> Stored items

----------

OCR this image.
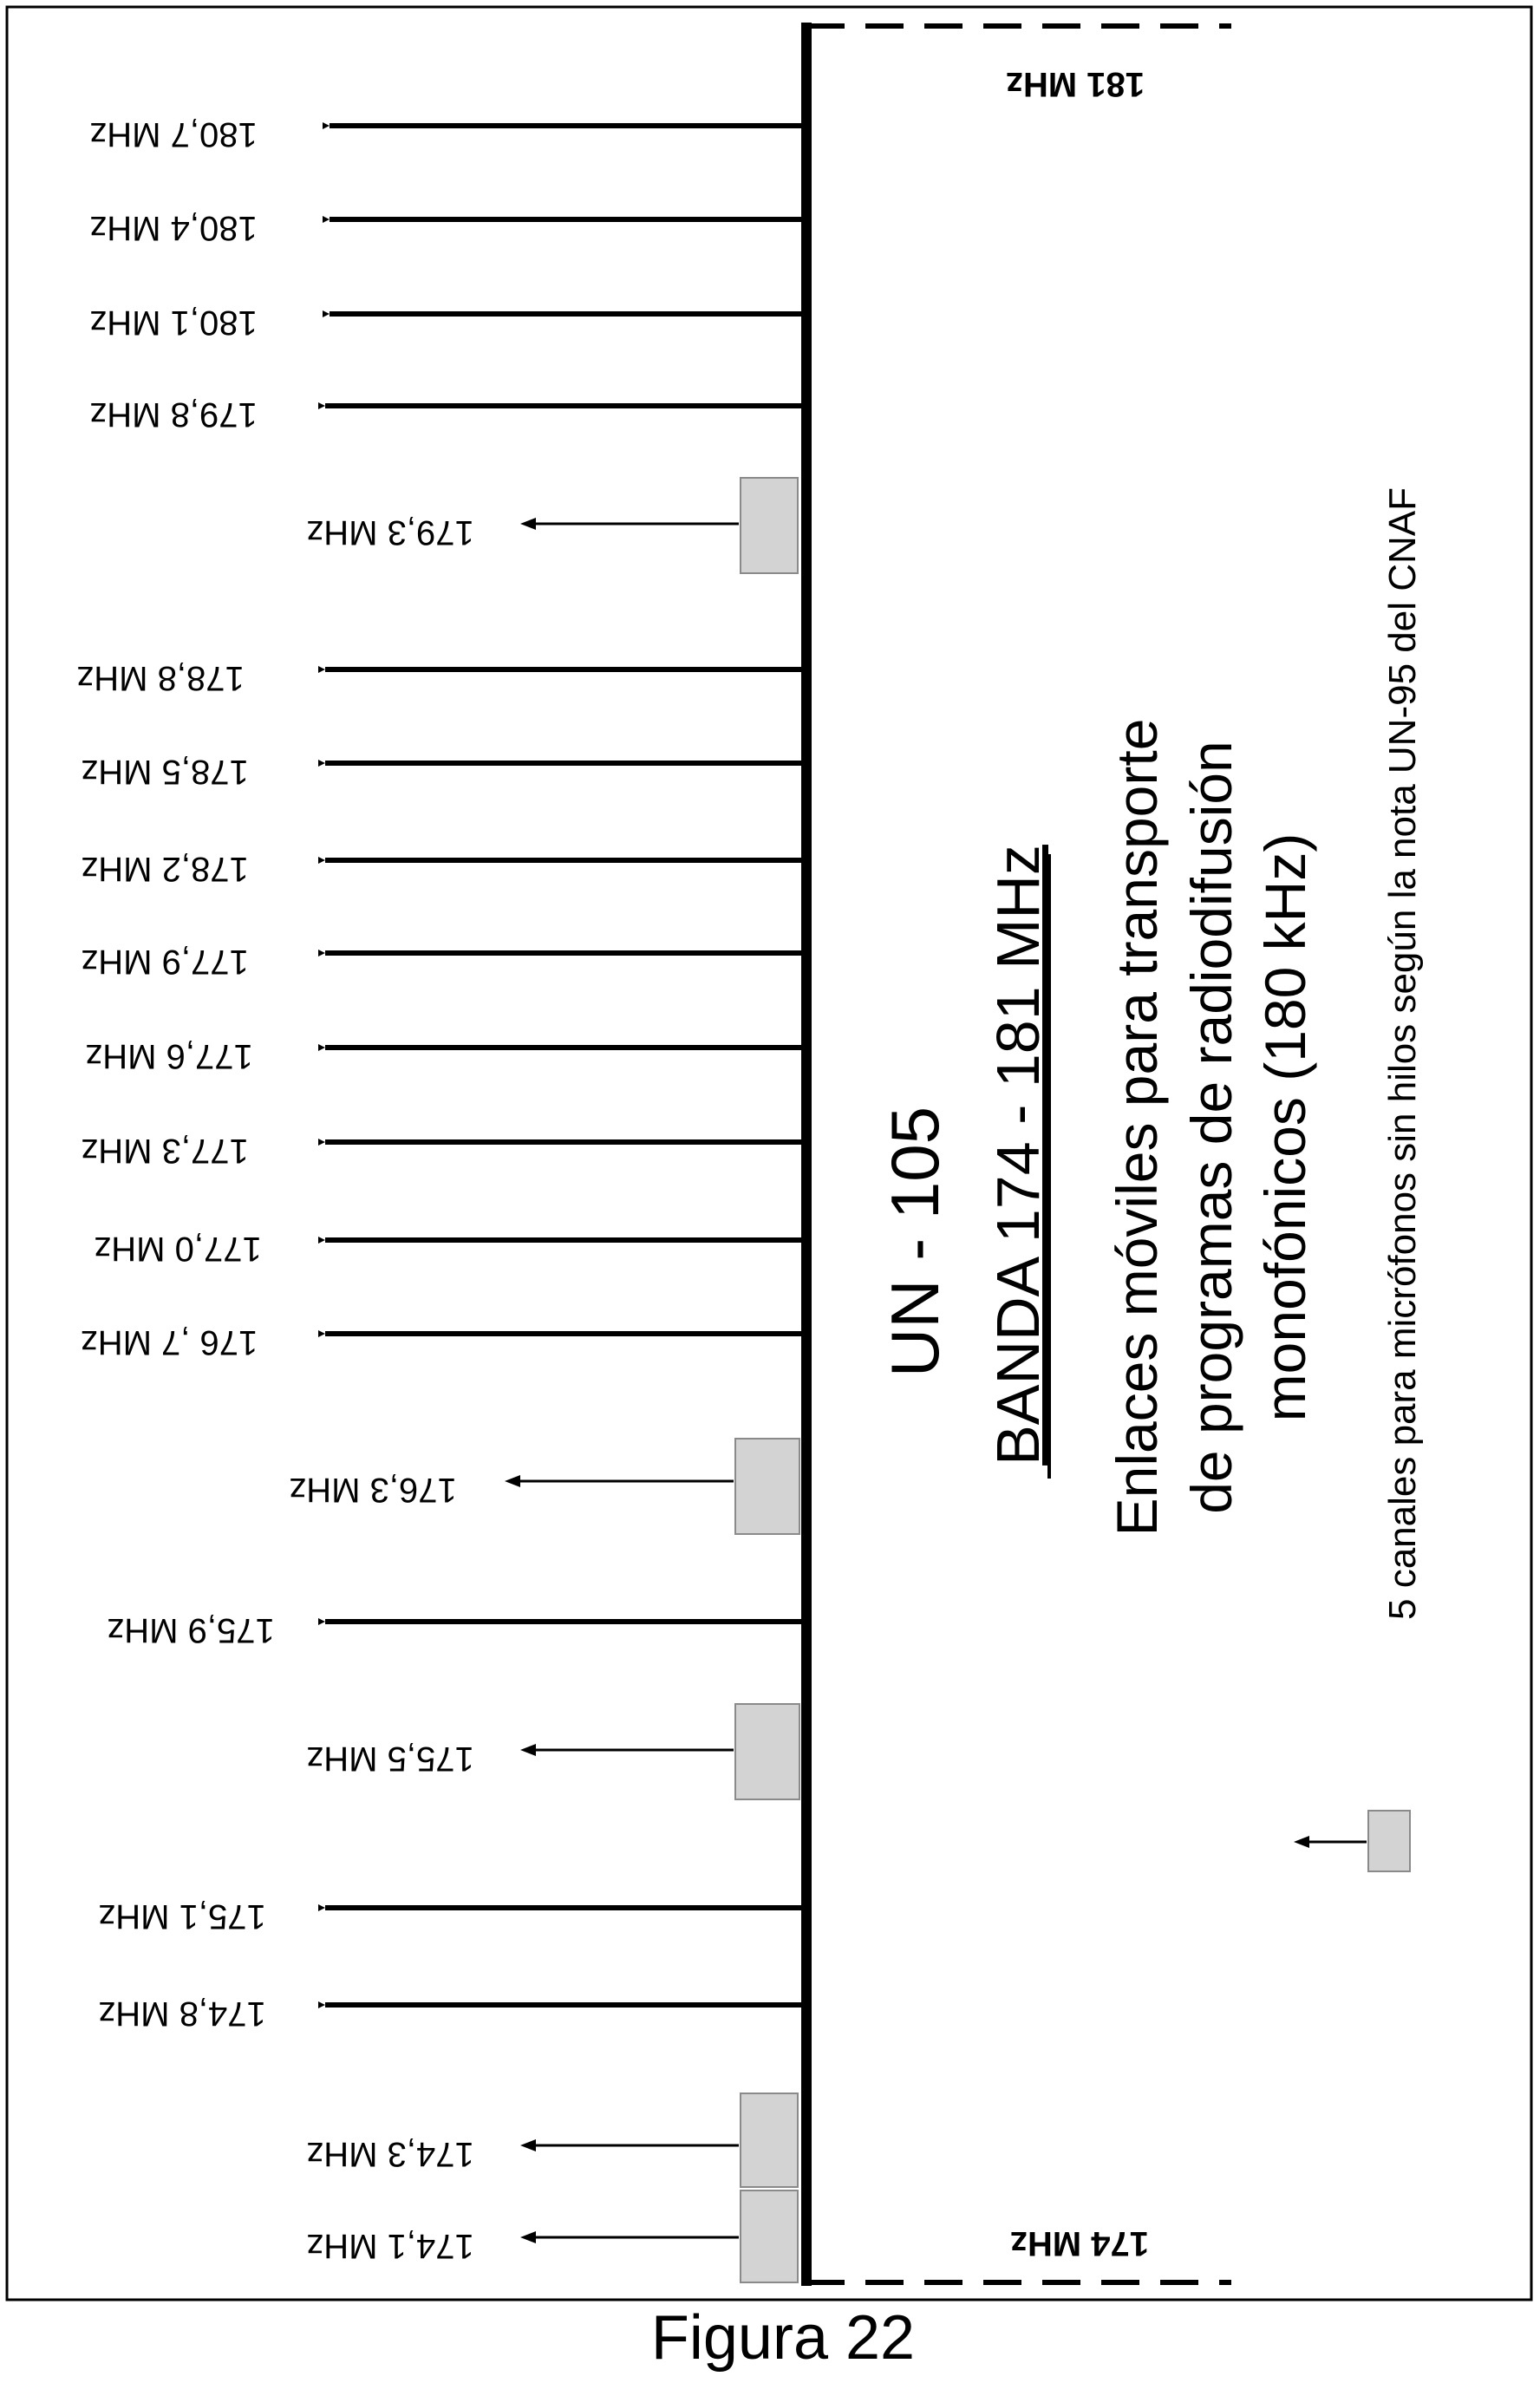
181 MHz
174 MHz
180,7 MHz
180,4 MHz
180,1 MHz
179,8 MHz
178,8 MHz
178,5 MHz
178,2 MHz
177,9 MHz
177,6 MHz
177,3 MHz
177,0 MHz
176 ,7 MHz
175,9 MHz
175,1 MHz
174,8 MHz
179,3 MHz
176,3 MHz
175,5 MHz
174,3 MHz
174,1 MHz
UN - 105 BANDA 174 - 181 MHz Enlaces móviles para transporte de programas de radiodifusión monofónicos (180 kHz) 5 canales para micrófonos sin hilos según la nota UN-95 del CNAF
Figura 22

----------

> Required work
Quote the material word for word, dropping any images it holds.

> Task result
OCR this image.
181 MHz
174 MHz
180,7 MHz
180,4 MHz
180,1 MHz
179,8 MHz
178,8 MHz
178,5 MHz
178,2 MHz
177,9 MHz
177,6 MHz
177,3 MHz
177,0 MHz
176 ,7 MHz
175,9 MHz
175,1 MHz
174,8 MHz
179,3 MHz
176,3 MHz
175,5 MHz
174,3 MHz
174,1 MHz
UN - 105 BANDA 174 - 181 MHz Enlaces móviles para transporte de programas de radiodifusión monofónicos (180 kHz) 5 canales para micrófonos sin hilos según la nota UN-95 del CNAF
Figura 22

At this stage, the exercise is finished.